---- DATA IN THIS EXERCISE
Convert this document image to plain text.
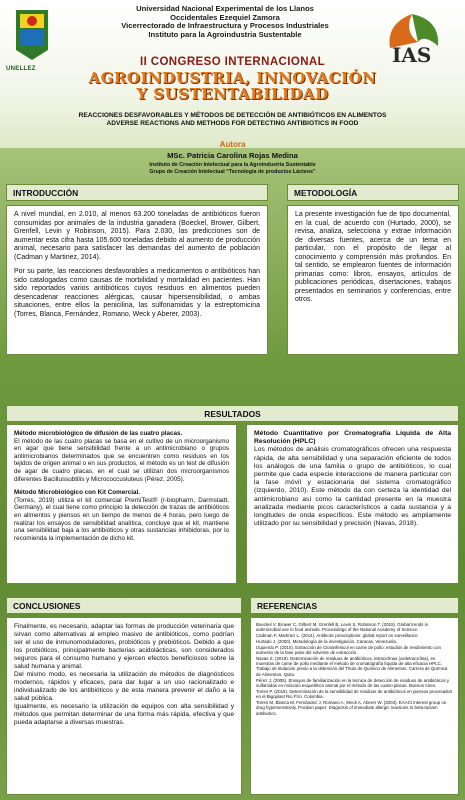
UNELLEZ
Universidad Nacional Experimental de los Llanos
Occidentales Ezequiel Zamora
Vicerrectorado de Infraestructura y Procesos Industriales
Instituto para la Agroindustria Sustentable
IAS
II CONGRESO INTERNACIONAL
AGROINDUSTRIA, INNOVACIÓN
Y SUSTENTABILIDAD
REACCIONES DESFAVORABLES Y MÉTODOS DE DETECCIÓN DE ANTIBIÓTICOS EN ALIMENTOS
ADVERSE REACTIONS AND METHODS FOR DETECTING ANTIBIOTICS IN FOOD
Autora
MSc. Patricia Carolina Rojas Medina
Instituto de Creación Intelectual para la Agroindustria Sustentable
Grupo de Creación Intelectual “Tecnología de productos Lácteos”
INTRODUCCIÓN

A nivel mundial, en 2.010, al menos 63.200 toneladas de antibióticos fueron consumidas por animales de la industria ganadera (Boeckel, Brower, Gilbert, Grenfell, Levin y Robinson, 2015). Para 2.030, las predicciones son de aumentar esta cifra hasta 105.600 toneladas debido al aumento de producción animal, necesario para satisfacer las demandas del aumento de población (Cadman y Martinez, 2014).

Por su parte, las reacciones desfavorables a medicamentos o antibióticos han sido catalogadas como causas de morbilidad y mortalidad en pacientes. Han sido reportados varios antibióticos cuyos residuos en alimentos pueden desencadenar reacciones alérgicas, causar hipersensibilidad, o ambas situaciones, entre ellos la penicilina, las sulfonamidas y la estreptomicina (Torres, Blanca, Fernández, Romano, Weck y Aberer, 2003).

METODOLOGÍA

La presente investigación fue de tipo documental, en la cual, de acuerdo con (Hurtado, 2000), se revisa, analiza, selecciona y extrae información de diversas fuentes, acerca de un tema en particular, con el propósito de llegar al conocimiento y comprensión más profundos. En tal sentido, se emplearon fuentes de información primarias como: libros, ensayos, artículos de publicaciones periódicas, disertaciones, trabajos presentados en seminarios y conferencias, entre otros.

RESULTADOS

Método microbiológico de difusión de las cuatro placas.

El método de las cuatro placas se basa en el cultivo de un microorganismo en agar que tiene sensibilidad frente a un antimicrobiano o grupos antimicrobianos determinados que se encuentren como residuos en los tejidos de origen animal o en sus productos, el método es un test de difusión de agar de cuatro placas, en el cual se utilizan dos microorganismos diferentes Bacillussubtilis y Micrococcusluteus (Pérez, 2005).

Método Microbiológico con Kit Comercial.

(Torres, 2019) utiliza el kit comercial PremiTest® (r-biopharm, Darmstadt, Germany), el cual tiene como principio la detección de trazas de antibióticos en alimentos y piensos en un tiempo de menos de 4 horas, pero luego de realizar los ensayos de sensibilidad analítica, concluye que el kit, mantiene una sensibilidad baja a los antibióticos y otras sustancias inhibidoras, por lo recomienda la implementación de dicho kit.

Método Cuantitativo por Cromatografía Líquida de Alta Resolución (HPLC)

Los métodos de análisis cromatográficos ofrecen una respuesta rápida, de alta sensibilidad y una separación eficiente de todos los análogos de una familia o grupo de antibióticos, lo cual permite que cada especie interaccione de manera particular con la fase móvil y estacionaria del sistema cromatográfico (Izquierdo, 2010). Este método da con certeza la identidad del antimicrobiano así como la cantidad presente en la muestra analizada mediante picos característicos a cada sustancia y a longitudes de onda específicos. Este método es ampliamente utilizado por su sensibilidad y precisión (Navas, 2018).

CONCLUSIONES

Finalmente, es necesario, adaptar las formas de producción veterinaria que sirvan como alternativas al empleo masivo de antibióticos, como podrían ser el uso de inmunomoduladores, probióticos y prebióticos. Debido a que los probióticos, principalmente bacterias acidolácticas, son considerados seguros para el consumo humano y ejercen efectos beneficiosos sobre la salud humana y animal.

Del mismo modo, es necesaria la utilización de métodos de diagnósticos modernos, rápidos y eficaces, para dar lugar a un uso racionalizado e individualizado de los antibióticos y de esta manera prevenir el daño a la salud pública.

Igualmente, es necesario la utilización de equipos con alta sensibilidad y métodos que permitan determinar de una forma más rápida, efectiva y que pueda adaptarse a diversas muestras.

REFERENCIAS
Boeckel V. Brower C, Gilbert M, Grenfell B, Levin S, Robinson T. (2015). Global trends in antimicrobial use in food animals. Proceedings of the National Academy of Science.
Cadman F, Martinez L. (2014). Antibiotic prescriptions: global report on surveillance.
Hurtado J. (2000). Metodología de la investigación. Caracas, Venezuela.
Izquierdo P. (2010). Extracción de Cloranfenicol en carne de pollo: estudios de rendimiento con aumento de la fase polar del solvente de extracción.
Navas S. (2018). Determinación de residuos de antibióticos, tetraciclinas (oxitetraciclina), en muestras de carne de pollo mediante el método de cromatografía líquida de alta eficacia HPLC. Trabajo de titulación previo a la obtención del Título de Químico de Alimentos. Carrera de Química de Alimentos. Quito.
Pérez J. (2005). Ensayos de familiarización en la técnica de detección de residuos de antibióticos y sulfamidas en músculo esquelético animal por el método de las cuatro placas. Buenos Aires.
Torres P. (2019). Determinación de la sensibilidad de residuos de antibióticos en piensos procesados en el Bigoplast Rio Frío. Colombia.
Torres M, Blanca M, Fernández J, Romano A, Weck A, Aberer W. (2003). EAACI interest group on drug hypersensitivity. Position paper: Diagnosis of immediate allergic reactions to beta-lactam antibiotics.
--------
WORK TO BE COMPLETED:
Please write out all the entries above again exactly as they appear, skipping any images.

REPLY:
Convert this document image to plain text.
UNELLEZ
Universidad Nacional Experimental de los Llanos
Occidentales Ezequiel Zamora
Vicerrectorado de Infraestructura y Procesos Industriales
Instituto para la Agroindustria Sustentable
IAS
II CONGRESO INTERNACIONAL
AGROINDUSTRIA, INNOVACIÓN
Y SUSTENTABILIDAD
REACCIONES DESFAVORABLES Y MÉTODOS DE DETECCIÓN DE ANTIBIÓTICOS EN ALIMENTOS
ADVERSE REACTIONS AND METHODS FOR DETECTING ANTIBIOTICS IN FOOD
Autora
MSc. Patricia Carolina Rojas Medina
Instituto de Creación Intelectual para la Agroindustria Sustentable
Grupo de Creación Intelectual “Tecnología de productos Lácteos”
INTRODUCCIÓN

A nivel mundial, en 2.010, al menos 63.200 toneladas de antibióticos fueron consumidas por animales de la industria ganadera (Boeckel, Brower, Gilbert, Grenfell, Levin y Robinson, 2015). Para 2.030, las predicciones son de aumentar esta cifra hasta 105.600 toneladas debido al aumento de producción animal, necesario para satisfacer las demandas del aumento de población (Cadman y Martinez, 2014).

Por su parte, las reacciones desfavorables a medicamentos o antibióticos han sido catalogadas como causas de morbilidad y mortalidad en pacientes. Han sido reportados varios antibióticos cuyos residuos en alimentos pueden desencadenar reacciones alérgicas, causar hipersensibilidad, o ambas situaciones, entre ellos la penicilina, las sulfonamidas y la estreptomicina (Torres, Blanca, Fernández, Romano, Weck y Aberer, 2003).

METODOLOGÍA

La presente investigación fue de tipo documental, en la cual, de acuerdo con (Hurtado, 2000), se revisa, analiza, selecciona y extrae información de diversas fuentes, acerca de un tema en particular, con el propósito de llegar al conocimiento y comprensión más profundos. En tal sentido, se emplearon fuentes de información primarias como: libros, ensayos, artículos de publicaciones periódicas, disertaciones, trabajos presentados en seminarios y conferencias, entre otros.

RESULTADOS

Método microbiológico de difusión de las cuatro placas.

El método de las cuatro placas se basa en el cultivo de un microorganismo en agar que tiene sensibilidad frente a un antimicrobiano o grupos antimicrobianos determinados que se encuentren como residuos en los tejidos de origen animal o en sus productos, el método es un test de difusión de agar de cuatro placas, en el cual se utilizan dos microorganismos diferentes Bacillussubtilis y Micrococcusluteus (Pérez, 2005).

Método Microbiológico con Kit Comercial.

(Torres, 2019) utiliza el kit comercial PremiTest® (r-biopharm, Darmstadt, Germany), el cual tiene como principio la detección de trazas de antibióticos en alimentos y piensos en un tiempo de menos de 4 horas, pero luego de realizar los ensayos de sensibilidad analítica, concluye que el kit, mantiene una sensibilidad baja a los antibióticos y otras sustancias inhibidoras, por lo recomienda la implementación de dicho kit.

Método Cuantitativo por Cromatografía Líquida de Alta Resolución (HPLC)

Los métodos de análisis cromatográficos ofrecen una respuesta rápida, de alta sensibilidad y una separación eficiente de todos los análogos de una familia o grupo de antibióticos, lo cual permite que cada especie interaccione de manera particular con la fase móvil y estacionaria del sistema cromatográfico (Izquierdo, 2010). Este método da con certeza la identidad del antimicrobiano así como la cantidad presente en la muestra analizada mediante picos característicos a cada sustancia y a longitudes de onda específicos. Este método es ampliamente utilizado por su sensibilidad y precisión (Navas, 2018).

CONCLUSIONES

Finalmente, es necesario, adaptar las formas de producción veterinaria que sirvan como alternativas al empleo masivo de antibióticos, como podrían ser el uso de inmunomoduladores, probióticos y prebióticos. Debido a que los probióticos, principalmente bacterias acidolácticas, son considerados seguros para el consumo humano y ejercen efectos beneficiosos sobre la salud humana y animal.

Del mismo modo, es necesaria la utilización de métodos de diagnósticos modernos, rápidos y eficaces, para dar lugar a un uso racionalizado e individualizado de los antibióticos y de esta manera prevenir el daño a la salud pública.

Igualmente, es necesario la utilización de equipos con alta sensibilidad y métodos que permitan determinar de una forma más rápida, efectiva y que pueda adaptarse a diversas muestras.

REFERENCIAS
Boeckel V. Brower C, Gilbert M, Grenfell B, Levin S, Robinson T. (2015). Global trends in antimicrobial use in food animals. Proceedings of the National Academy of Science.
Cadman F, Martinez L. (2014). Antibiotic prescriptions: global report on surveillance.
Hurtado J. (2000). Metodología de la investigación. Caracas, Venezuela.
Izquierdo P. (2010). Extracción de Cloranfenicol en carne de pollo: estudios de rendimiento con aumento de la fase polar del solvente de extracción.
Navas S. (2018). Determinación de residuos de antibióticos, tetraciclinas (oxitetraciclina), en muestras de carne de pollo mediante el método de cromatografía líquida de alta eficacia HPLC. Trabajo de titulación previo a la obtención del Título de Químico de Alimentos. Carrera de Química de Alimentos. Quito.
Pérez J. (2005). Ensayos de familiarización en la técnica de detección de residuos de antibióticos y sulfamidas en músculo esquelético animal por el método de las cuatro placas. Buenos Aires.
Torres P. (2019). Determinación de la sensibilidad de residuos de antibióticos en piensos procesados en el Bigoplast Rio Frío. Colombia.
Torres M, Blanca M, Fernández J, Romano A, Weck A, Aberer W. (2003). EAACI interest group on drug hypersensitivity. Position paper: Diagnosis of immediate allergic reactions to beta-lactam antibiotics.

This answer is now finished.